• [Problem to solve]
Find the lines below that contain the string "most". Copy each one.

• [Records for the exercise]
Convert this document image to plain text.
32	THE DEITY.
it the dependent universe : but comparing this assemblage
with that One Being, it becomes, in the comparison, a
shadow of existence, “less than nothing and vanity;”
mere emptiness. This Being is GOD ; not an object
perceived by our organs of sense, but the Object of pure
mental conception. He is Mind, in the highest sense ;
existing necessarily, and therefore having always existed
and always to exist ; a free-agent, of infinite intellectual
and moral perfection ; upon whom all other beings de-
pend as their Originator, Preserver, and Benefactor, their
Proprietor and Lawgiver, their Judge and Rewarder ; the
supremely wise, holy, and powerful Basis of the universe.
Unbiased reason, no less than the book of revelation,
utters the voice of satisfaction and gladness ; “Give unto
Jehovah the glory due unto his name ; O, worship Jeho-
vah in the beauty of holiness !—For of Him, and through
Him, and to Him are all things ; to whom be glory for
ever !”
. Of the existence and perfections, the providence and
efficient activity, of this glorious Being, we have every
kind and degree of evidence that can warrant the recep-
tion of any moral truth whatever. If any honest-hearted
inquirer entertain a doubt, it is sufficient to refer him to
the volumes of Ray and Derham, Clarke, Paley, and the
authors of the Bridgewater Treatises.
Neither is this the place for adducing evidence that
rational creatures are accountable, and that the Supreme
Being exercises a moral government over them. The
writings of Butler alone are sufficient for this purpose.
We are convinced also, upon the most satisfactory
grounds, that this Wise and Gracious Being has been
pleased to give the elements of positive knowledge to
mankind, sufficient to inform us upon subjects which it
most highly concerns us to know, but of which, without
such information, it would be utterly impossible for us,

• [Exercise response]
We are convinced also, upon the most satisfactory
most highly concerns us to know, but of which, without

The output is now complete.